Dataset items
***

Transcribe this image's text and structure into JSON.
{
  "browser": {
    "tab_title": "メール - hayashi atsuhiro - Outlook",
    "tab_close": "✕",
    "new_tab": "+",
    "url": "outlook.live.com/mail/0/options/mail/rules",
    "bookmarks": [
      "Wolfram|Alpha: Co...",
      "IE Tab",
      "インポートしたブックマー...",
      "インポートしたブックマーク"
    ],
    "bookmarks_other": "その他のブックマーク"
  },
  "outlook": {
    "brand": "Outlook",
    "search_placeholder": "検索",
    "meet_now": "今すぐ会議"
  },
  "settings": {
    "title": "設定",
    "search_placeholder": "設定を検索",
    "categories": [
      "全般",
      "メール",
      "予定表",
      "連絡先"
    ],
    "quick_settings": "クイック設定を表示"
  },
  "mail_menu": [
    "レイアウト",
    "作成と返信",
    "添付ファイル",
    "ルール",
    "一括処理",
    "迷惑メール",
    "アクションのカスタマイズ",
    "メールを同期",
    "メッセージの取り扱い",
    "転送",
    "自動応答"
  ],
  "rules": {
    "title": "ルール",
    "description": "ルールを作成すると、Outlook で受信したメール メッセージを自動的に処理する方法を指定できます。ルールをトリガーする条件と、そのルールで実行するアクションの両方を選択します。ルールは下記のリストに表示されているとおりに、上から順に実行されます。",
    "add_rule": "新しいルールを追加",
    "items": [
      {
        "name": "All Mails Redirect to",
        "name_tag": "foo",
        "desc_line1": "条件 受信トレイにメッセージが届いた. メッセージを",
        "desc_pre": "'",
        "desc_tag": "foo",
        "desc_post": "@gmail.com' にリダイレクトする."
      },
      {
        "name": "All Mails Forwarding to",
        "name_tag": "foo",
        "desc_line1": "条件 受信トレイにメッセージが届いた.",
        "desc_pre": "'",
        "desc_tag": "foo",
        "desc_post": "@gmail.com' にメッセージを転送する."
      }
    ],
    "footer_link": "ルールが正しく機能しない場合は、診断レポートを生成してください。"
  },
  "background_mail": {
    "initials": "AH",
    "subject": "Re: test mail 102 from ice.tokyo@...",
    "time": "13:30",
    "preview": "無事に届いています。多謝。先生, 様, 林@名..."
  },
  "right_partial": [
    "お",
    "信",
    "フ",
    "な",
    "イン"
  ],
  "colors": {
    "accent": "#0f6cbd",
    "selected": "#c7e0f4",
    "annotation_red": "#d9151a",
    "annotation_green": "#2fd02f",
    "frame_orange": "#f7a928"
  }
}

***

● AIM OF THE EXERCISE: Every record above needs to be repeated word for word.

● THE RESULT:
Transcribe this image's text and structure into JSON.
{
  "browser": {
    "tab_title": "メール - hayashi atsuhiro - Outlook",
    "tab_close": "✕",
    "new_tab": "+",
    "url": "outlook.live.com/mail/0/options/mail/rules",
    "bookmarks": [
      "Wolfram|Alpha: Co...",
      "IE Tab",
      "インポートしたブックマー...",
      "インポートしたブックマーク"
    ],
    "bookmarks_other": "その他のブックマーク"
  },
  "outlook": {
    "brand": "Outlook",
    "search_placeholder": "検索",
    "meet_now": "今すぐ会議"
  },
  "settings": {
    "title": "設定",
    "search_placeholder": "設定を検索",
    "categories": [
      "全般",
      "メール",
      "予定表",
      "連絡先"
    ],
    "quick_settings": "クイック設定を表示"
  },
  "mail_menu": [
    "レイアウト",
    "作成と返信",
    "添付ファイル",
    "ルール",
    "一括処理",
    "迷惑メール",
    "アクションのカスタマイズ",
    "メールを同期",
    "メッセージの取り扱い",
    "転送",
    "自動応答"
  ],
  "rules": {
    "title": "ルール",
    "description": "ルールを作成すると、Outlook で受信したメール メッセージを自動的に処理する方法を指定できます。ルールをトリガーする条件と、そのルールで実行するアクションの両方を選択します。ルールは下記のリストに表示されているとおりに、上から順に実行されます。",
    "add_rule": "新しいルールを追加",
    "items": [
      {
        "name": "All Mails Redirect to",
        "name_tag": "foo",
        "desc_line1": "条件 受信トレイにメッセージが届いた. メッセージを",
        "desc_pre": "'",
        "desc_tag": "foo",
        "desc_post": "@gmail.com' にリダイレクトする."
      },
      {
        "name": "All Mails Forwarding to",
        "name_tag": "foo",
        "desc_line1": "条件 受信トレイにメッセージが届いた.",
        "desc_pre": "'",
        "desc_tag": "foo",
        "desc_post": "@gmail.com' にメッセージを転送する."
      }
    ],
    "footer_link": "ルールが正しく機能しない場合は、診断レポートを生成してください。"
  },
  "background_mail": {
    "initials": "AH",
    "subject": "Re: test mail 102 from ice.tokyo@...",
    "time": "13:30",
    "preview": "無事に届いています。多謝。先生, 様, 林@名..."
  },
  "right_partial": [
    "お",
    "信",
    "フ",
    "な",
    "イン"
  ],
  "colors": {
    "accent": "#0f6cbd",
    "selected": "#c7e0f4",
    "annotation_red": "#d9151a",
    "annotation_green": "#2fd02f",
    "frame_orange": "#f7a928"
  }
}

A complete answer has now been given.